[START OF THE INPUT]

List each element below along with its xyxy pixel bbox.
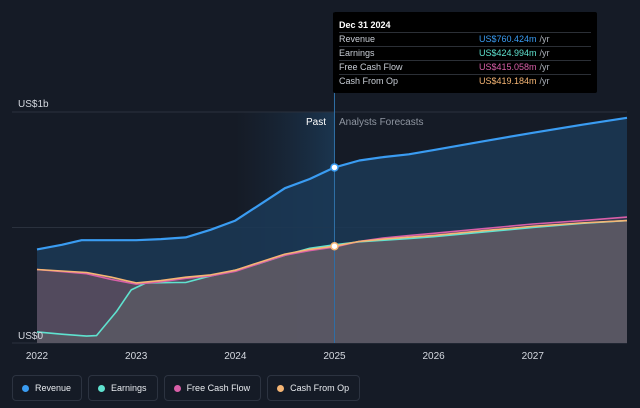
legend-item-revenue[interactable]: Revenue: [12, 375, 83, 401]
tooltip-row-label: Cash From Op: [339, 76, 399, 86]
tooltip-row-unit: /yr: [539, 62, 550, 72]
line-revenue: [36, 116, 628, 251]
marker-revenue: [330, 163, 339, 172]
forecast-label: Analysts Forecasts: [339, 117, 423, 128]
legend-item-earnings[interactable]: Earnings: [88, 375, 158, 401]
legend-item-free-cash-flow[interactable]: Free Cash Flow: [163, 375, 262, 401]
tooltip-row-unit: /yr: [539, 34, 550, 44]
tooltip-row-unit: /yr: [539, 48, 550, 58]
legend: Revenue Earnings Free Cash Flow Cash From O…: [12, 375, 361, 401]
tooltip-date: Dec 31 2024: [339, 20, 391, 30]
tooltip: Dec 31 2024 Revenue US$760.424m/yr Earning…: [333, 12, 597, 93]
legend-label: Revenue: [35, 383, 72, 393]
tooltip-row-label: Earnings: [339, 48, 375, 58]
tooltip-row: Earnings US$424.994m/yr: [339, 46, 591, 60]
legend-label: Earnings: [111, 383, 147, 393]
legend-dot-icon: [98, 384, 106, 392]
legend-label: Cash From Op: [290, 383, 350, 393]
x-tick-label: 2023: [125, 351, 148, 362]
x-tick-label: 2024: [224, 351, 247, 362]
y-axis-bottom-label: US$0: [18, 331, 43, 342]
tooltip-row: Revenue US$760.424m/yr: [339, 32, 591, 46]
tooltip-row-label: Revenue: [339, 34, 376, 44]
x-tick-label: 2027: [522, 351, 545, 362]
tooltip-rows: Revenue US$760.424m/yr Earnings US$424.994m…: [339, 32, 591, 88]
tooltip-row: Free Cash Flow US$415.058m/yr: [339, 60, 591, 74]
legend-item-cash-from-op[interactable]: Cash From Op: [267, 375, 361, 401]
tooltip-row: Cash From Op US$419.184m/yr: [339, 74, 591, 88]
legend-label: Free Cash Flow: [186, 383, 251, 393]
legend-dot-icon: [173, 384, 181, 392]
tooltip-row-unit: /yr: [539, 76, 550, 86]
tooltip-row-value: US$415.058m: [479, 62, 537, 72]
hover-markers: [330, 163, 339, 251]
tooltip-row-value: US$424.994m: [479, 48, 537, 58]
legend-dot-icon: [22, 384, 29, 392]
series-lines: [36, 116, 628, 337]
x-axis-ticks: 2022 2023 2024 2025 2026 2027: [26, 351, 544, 362]
tooltip-row-value: US$760.424m: [479, 34, 537, 44]
tooltip-row-label: Free Cash Flow: [339, 62, 403, 72]
line-cash-from-op: [36, 219, 628, 284]
series-areas: [37, 117, 627, 343]
area-earnings: [37, 220, 627, 343]
x-tick-label: 2025: [323, 351, 346, 362]
line-free-cash-flow: [36, 216, 628, 285]
x-tick-label: 2022: [26, 351, 49, 362]
y-axis-top-label: US$1b: [18, 99, 49, 110]
past-label: Past: [306, 117, 326, 128]
x-tick-label: 2026: [423, 351, 446, 362]
legend-dot-icon: [277, 384, 285, 392]
marker-cash-from-op: [330, 241, 339, 251]
tooltip-row-value: US$419.184m: [479, 76, 537, 86]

[END OF THE INPUT]

WORK TO COMPLETE
Rewrite the whole listing, replacing every "legend-dot-icon" with "legend-marker-icon" and leaving everything else unchanged. Omit the pictures from your answer.

RESPONSE TO THE TASK
List each element below along with its xyxy pixel bbox.
legend-item-revenue[interactable]: Revenue: [12, 375, 83, 401]
tooltip-row-label: Cash From Op: [339, 76, 399, 86]
tooltip-row-unit: /yr: [539, 62, 550, 72]
line-revenue: [36, 116, 628, 251]
marker-revenue: [330, 163, 339, 172]
forecast-label: Analysts Forecasts: [339, 117, 423, 128]
legend-item-earnings[interactable]: Earnings: [88, 375, 158, 401]
legend-item-free-cash-flow[interactable]: Free Cash Flow: [163, 375, 262, 401]
tooltip-row-unit: /yr: [539, 34, 550, 44]
tooltip-row-unit: /yr: [539, 48, 550, 58]
legend: Revenue Earnings Free Cash Flow Cash From O…: [12, 375, 361, 401]
tooltip-date: Dec 31 2024: [339, 20, 391, 30]
tooltip: Dec 31 2024 Revenue US$760.424m/yr Earning…: [333, 12, 597, 93]
legend-label: Revenue: [35, 383, 72, 393]
tooltip-row-label: Earnings: [339, 48, 375, 58]
tooltip-row: Earnings US$424.994m/yr: [339, 46, 591, 60]
legend-label: Earnings: [111, 383, 147, 393]
legend-marker-icon: [98, 384, 106, 392]
legend-label: Cash From Op: [290, 383, 350, 393]
x-tick-label: 2023: [125, 351, 148, 362]
x-tick-label: 2024: [224, 351, 247, 362]
y-axis-bottom-label: US$0: [18, 331, 43, 342]
tooltip-row: Revenue US$760.424m/yr: [339, 32, 591, 46]
tooltip-row-label: Revenue: [339, 34, 376, 44]
x-tick-label: 2027: [522, 351, 545, 362]
tooltip-rows: Revenue US$760.424m/yr Earnings US$424.994m…: [339, 32, 591, 88]
tooltip-row: Free Cash Flow US$415.058m/yr: [339, 60, 591, 74]
legend-item-cash-from-op[interactable]: Cash From Op: [267, 375, 361, 401]
tooltip-row: Cash From Op US$419.184m/yr: [339, 74, 591, 88]
legend-label: Free Cash Flow: [186, 383, 251, 393]
legend-marker-icon: [173, 384, 181, 392]
tooltip-row-unit: /yr: [539, 76, 550, 86]
tooltip-row-value: US$415.058m: [479, 62, 537, 72]
hover-markers: [330, 163, 339, 251]
tooltip-row-value: US$424.994m: [479, 48, 537, 58]
legend-marker-icon: [22, 384, 29, 392]
series-lines: [36, 116, 628, 337]
x-axis-ticks: 2022 2023 2024 2025 2026 2027: [26, 351, 544, 362]
tooltip-row-value: US$760.424m: [479, 34, 537, 44]
tooltip-row-label: Free Cash Flow: [339, 62, 403, 72]
line-cash-from-op: [36, 219, 628, 284]
series-areas: [37, 117, 627, 343]
area-earnings: [37, 220, 627, 343]
x-tick-label: 2025: [323, 351, 346, 362]
line-free-cash-flow: [36, 216, 628, 285]
x-tick-label: 2022: [26, 351, 49, 362]
y-axis-top-label: US$1b: [18, 99, 49, 110]
past-label: Past: [306, 117, 326, 128]
x-tick-label: 2026: [423, 351, 446, 362]
legend-marker-icon: [277, 384, 285, 392]
marker-cash-from-op: [330, 241, 339, 251]
tooltip-row-value: US$419.184m: [479, 76, 537, 86]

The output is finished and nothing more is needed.